→ **What the task requires**:
Your task is to copy the listing exactly, with the pictures left out.
══ Provided records
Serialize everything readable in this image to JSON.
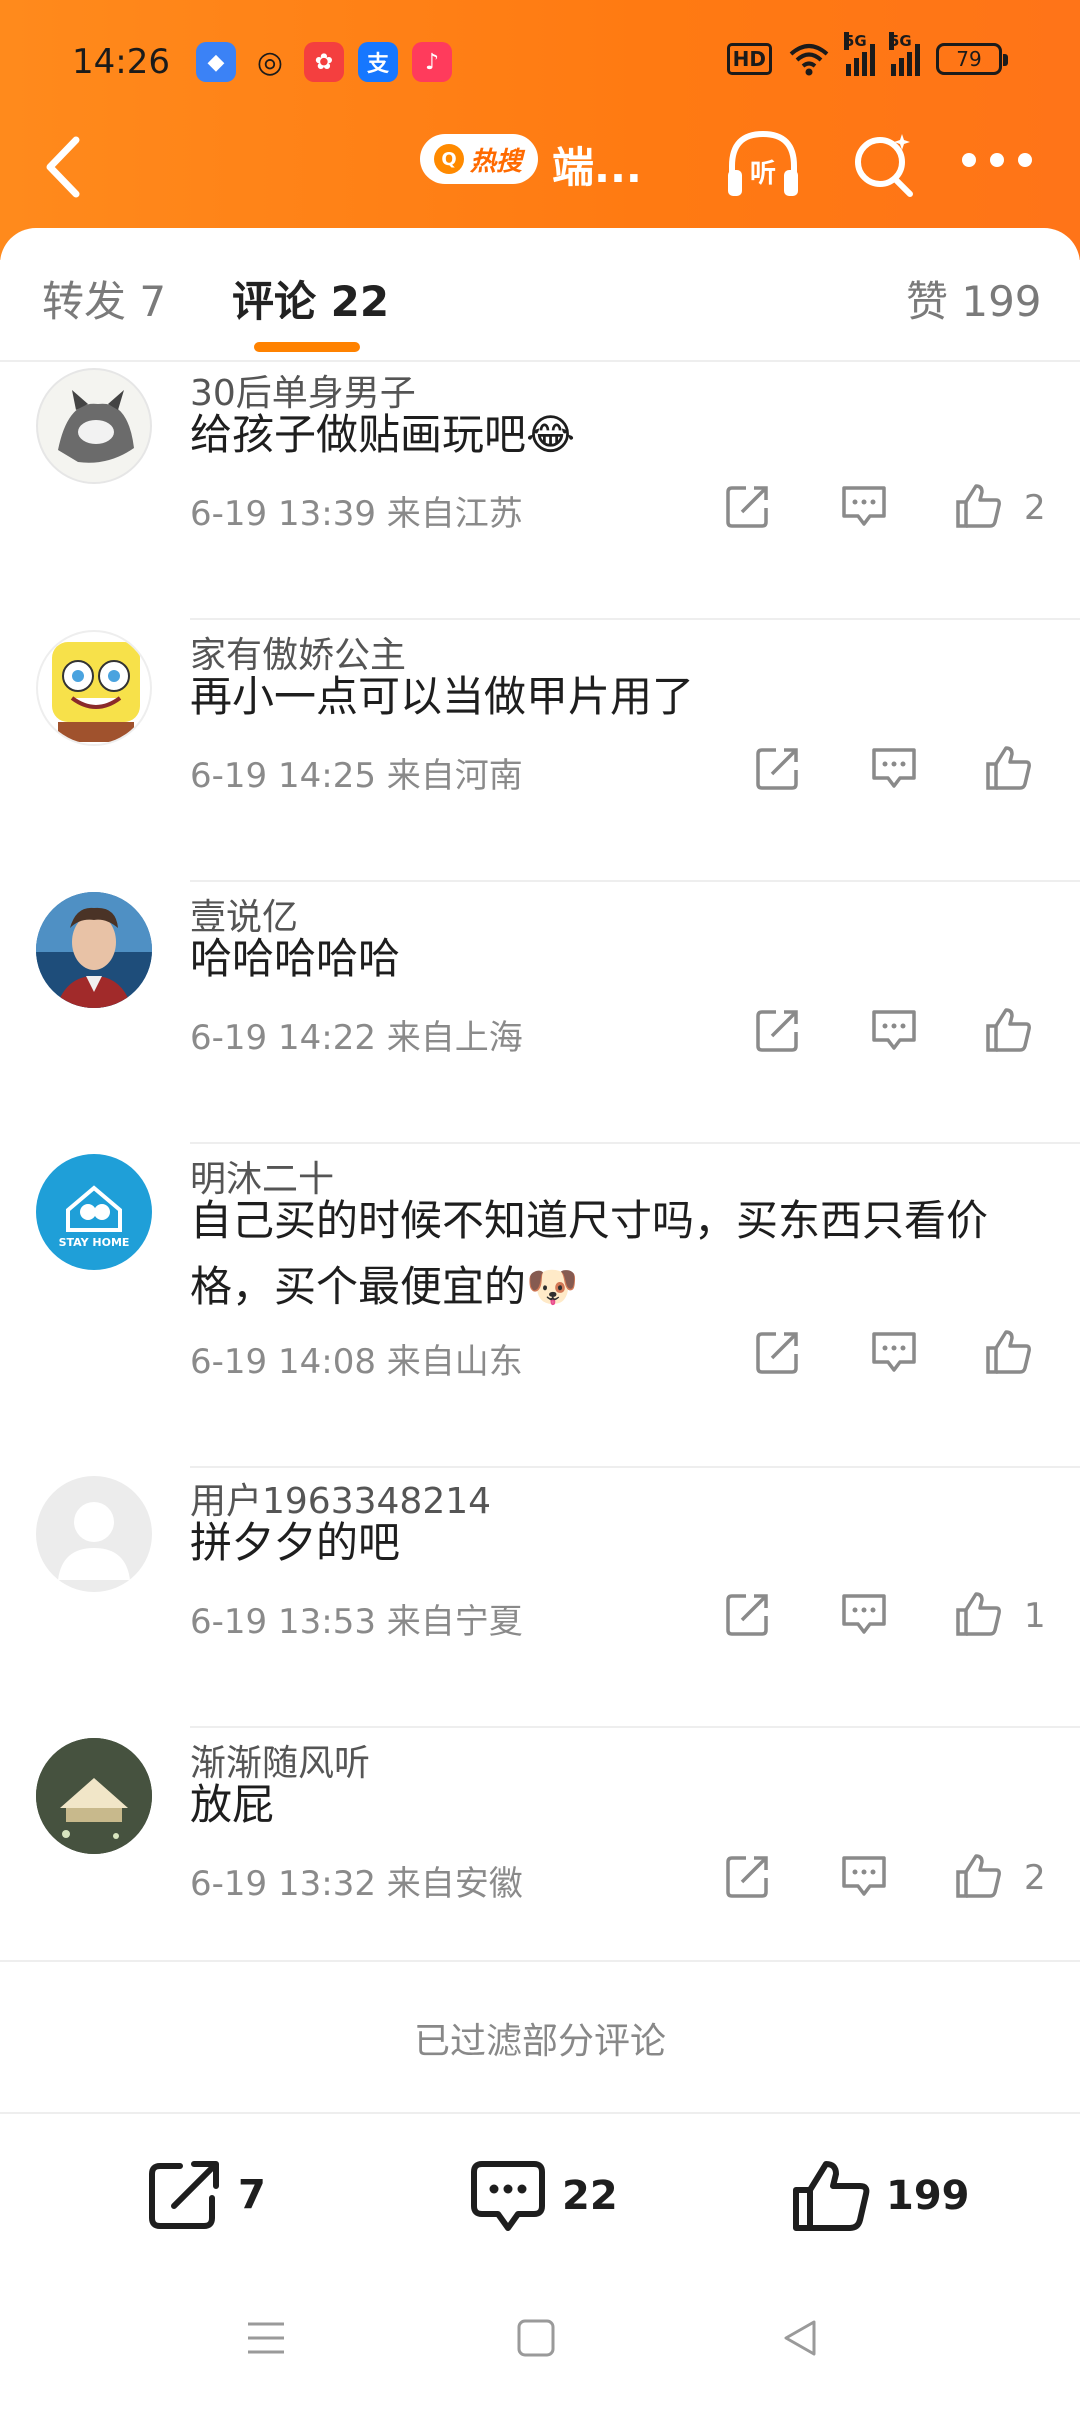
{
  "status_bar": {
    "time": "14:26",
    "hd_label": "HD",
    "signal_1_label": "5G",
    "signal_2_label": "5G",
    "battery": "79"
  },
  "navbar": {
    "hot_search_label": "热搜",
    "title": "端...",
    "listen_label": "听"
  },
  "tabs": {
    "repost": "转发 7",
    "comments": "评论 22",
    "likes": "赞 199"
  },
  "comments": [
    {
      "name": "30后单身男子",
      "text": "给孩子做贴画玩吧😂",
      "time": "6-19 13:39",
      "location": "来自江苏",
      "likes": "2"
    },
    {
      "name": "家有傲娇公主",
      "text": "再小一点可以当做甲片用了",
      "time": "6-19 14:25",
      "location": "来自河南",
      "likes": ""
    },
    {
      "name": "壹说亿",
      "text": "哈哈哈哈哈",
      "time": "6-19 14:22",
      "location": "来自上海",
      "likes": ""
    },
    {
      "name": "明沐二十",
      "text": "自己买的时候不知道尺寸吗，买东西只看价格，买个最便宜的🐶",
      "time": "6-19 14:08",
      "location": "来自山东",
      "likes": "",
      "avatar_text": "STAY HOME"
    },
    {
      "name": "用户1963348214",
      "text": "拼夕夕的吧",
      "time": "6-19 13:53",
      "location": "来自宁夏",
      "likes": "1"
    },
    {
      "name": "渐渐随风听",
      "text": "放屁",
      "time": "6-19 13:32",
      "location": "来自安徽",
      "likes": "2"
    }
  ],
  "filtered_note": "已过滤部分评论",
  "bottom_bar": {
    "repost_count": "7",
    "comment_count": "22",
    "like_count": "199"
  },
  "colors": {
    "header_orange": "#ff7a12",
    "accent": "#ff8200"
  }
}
════
→ **Task response**:
Serialize everything readable in this image to JSON.
{
  "status_bar": {
    "time": "14:26",
    "hd_label": "HD",
    "signal_1_label": "5G",
    "signal_2_label": "5G",
    "battery": "79"
  },
  "navbar": {
    "hot_search_label": "热搜",
    "title": "端...",
    "listen_label": "听"
  },
  "tabs": {
    "repost": "转发 7",
    "comments": "评论 22",
    "likes": "赞 199"
  },
  "comments": [
    {
      "name": "30后单身男子",
      "text": "给孩子做贴画玩吧😂",
      "time": "6-19 13:39",
      "location": "来自江苏",
      "likes": "2"
    },
    {
      "name": "家有傲娇公主",
      "text": "再小一点可以当做甲片用了",
      "time": "6-19 14:25",
      "location": "来自河南",
      "likes": ""
    },
    {
      "name": "壹说亿",
      "text": "哈哈哈哈哈",
      "time": "6-19 14:22",
      "location": "来自上海",
      "likes": ""
    },
    {
      "name": "明沐二十",
      "text": "自己买的时候不知道尺寸吗，买东西只看价格，买个最便宜的🐶",
      "time": "6-19 14:08",
      "location": "来自山东",
      "likes": "",
      "avatar_text": "STAY HOME"
    },
    {
      "name": "用户1963348214",
      "text": "拼夕夕的吧",
      "time": "6-19 13:53",
      "location": "来自宁夏",
      "likes": "1"
    },
    {
      "name": "渐渐随风听",
      "text": "放屁",
      "time": "6-19 13:32",
      "location": "来自安徽",
      "likes": "2"
    }
  ],
  "filtered_note": "已过滤部分评论",
  "bottom_bar": {
    "repost_count": "7",
    "comment_count": "22",
    "like_count": "199"
  },
  "colors": {
    "header_orange": "#ff7a12",
    "accent": "#ff8200"
  }
}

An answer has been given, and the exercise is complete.